Given task 1
Duplicate the passage of the Piper High School text between "Piper High School serves" and "is 1800 students.", inclusive.

Text excerpt

Piper High School is a public secondary school in the latent township Piper, Kansas of Kansas City, Kansas, United States. It is operated by Piper USD 203 school district, and serves students of grades 9 to 12.  This school is one of multiple high schools located in Kansas City.  The school colors are purple and white, although black is generally considered a third official color.

Piper High School is a member of the Kansas State High School Activities Association and offers a variety of sports programs. Athletic teams compete in the 4A division and are known as the "Pirates". Extracurricular activities are also offered in the form of performing arts, school publications, and clubs.

Piper High School serves a learning community of 570 students. Piper High is the only high school in USD 203, which encompasses 32 square miles of Western Wyandotte County in Kansas City, Kansas. The student population of USD 203 is 1800 students.

History

Piper USD #203 History.

Piper Rural High School District #1

3130 North 122 Street, Kansas City, Kansas

At the close of the school year of 1919 a community meeting was held and plans for a rural high school in Piper, Kansas were discussed. At the time of this meeting there was no rural high school in Wyandotte County, Kansas. Piper Rural High School District #1 was organized with James Glenn as director, William Einhellig as clerk and W. B. Vining serving as treasurer of the board. This board was given authority to go ahead and map out the boundaries of District #1 and issue bonds for the erection of a new building. It was decided the district boundaries should extend as far west as the Wyandotte/Leavenworth County line and north, east and south to the “opposition,” that is, to a line bounding territory where there would be opposition to voting bonds for the school. Thus the district’s lines are a little irregular. District #1 as platted at that time had a valuation of $1,800,000. One-room elementary schools Brauer, Center Point, Island Creek, Maywood, Piper, Pleasant Ridge, Wallula and Wolcott were located in the district boundaries. Each elementary school was governed by a board of education consisting of three members.  In the fall of 1919 the Piper Rural High School District #1 was opened with an enrollment of 65 pupils in the Woodsman Hall located at approximately 12129 Russell Avenue in Piper, Kansas. The first principal was F. C. Marks. During World War I the federal government asked the state of Kansas to send six of their best educators to France to instruct the soldiers during the war. Mr. Marks was one of the six. On his return to the United States, Piper Rural High School District #1 was fortunate enough to secure him as the first principal.  In March of 1920 the Woodsman Hall burned, so the board purchased canvas and divided the church in Piper into four rooms and continued school for the remainder of the year. The first class graduated in May of 1920. This class graduated the following four students: Delila Barker, Mike Einhellig, Helen Freedle and Dwight Vining.

Given task 2
Express the rows between the start of the rows and the line holding "289, 57, 326]", inclusive, as a JSON list of strings, one string per line, with blank lines left out. Give only those lines.

Listed entries
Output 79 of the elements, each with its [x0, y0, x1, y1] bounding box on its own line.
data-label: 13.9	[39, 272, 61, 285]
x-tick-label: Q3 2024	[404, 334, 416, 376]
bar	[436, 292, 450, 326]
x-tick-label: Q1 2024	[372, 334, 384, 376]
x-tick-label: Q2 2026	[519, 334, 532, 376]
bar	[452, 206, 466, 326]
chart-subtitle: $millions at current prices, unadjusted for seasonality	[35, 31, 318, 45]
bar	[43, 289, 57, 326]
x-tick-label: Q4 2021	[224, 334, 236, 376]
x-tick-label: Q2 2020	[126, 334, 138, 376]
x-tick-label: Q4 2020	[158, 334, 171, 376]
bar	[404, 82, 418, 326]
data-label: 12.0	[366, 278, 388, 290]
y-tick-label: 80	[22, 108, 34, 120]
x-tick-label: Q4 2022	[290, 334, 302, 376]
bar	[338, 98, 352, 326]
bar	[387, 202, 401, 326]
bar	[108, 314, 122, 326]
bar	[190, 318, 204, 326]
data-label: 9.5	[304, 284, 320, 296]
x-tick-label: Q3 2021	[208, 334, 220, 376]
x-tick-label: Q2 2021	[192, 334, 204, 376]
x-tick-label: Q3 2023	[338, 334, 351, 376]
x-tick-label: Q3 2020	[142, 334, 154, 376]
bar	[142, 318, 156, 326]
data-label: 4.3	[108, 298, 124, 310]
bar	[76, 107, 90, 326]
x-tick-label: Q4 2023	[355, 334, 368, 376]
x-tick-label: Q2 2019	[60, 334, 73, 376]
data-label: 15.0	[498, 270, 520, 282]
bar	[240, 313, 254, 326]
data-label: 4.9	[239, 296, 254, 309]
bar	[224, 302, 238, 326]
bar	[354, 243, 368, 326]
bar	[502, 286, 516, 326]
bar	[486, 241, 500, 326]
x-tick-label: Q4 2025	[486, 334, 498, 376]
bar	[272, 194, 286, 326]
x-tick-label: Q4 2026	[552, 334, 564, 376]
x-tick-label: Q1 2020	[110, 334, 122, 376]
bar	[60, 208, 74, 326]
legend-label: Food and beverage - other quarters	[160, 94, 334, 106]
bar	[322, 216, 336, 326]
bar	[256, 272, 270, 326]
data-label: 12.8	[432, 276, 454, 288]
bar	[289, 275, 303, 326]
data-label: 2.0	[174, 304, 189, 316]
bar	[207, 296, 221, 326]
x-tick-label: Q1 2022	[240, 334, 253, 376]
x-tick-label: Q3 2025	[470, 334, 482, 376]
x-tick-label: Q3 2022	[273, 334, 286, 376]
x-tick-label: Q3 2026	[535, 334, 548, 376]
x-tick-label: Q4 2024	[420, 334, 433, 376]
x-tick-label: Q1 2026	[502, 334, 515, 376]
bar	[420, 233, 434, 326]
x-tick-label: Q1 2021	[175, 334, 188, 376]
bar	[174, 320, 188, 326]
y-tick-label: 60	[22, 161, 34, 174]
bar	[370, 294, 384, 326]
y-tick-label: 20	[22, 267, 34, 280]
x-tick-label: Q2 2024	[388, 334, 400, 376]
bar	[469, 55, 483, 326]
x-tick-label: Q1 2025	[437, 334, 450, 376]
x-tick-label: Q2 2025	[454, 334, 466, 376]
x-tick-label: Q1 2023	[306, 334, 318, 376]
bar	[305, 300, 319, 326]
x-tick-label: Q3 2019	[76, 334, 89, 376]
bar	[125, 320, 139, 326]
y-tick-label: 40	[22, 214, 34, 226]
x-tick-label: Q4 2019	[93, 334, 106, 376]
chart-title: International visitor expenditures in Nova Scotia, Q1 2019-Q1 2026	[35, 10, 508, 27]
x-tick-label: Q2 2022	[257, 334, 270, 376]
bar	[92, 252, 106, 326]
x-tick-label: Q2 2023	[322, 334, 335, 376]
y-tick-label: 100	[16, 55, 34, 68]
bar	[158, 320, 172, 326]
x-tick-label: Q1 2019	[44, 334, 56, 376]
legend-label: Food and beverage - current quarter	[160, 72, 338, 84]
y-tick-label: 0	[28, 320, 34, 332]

Solution 1
Piper High School serves a learning community of 570 students. Piper High is the only high school in USD 203, which encompasses 32 square miles of Western Wyandotte County in Kansas City, Kansas. The student population of USD 203 is 1800 students.

Solution 2
[
  "Output 79 of the elements, each with its [x0, y0, x1, y1] bounding box on its own line.",
  "data-label: 13.9\t[39, 272, 61, 285]",
  "x-tick-label: Q3 2024\t[404, 334, 416, 376]",
  "bar\t[436, 292, 450, 326]",
  "x-tick-label: Q1 2024\t[372, 334, 384, 376]",
  "x-tick-label: Q2 2026\t[519, 334, 532, 376]",
  "bar\t[452, 206, 466, 326]",
  "chart-subtitle: $millions at current prices, unadjusted for seasonality\t[35, 31, 318, 45]",
  "bar\t[43, 289, 57, 326]"
]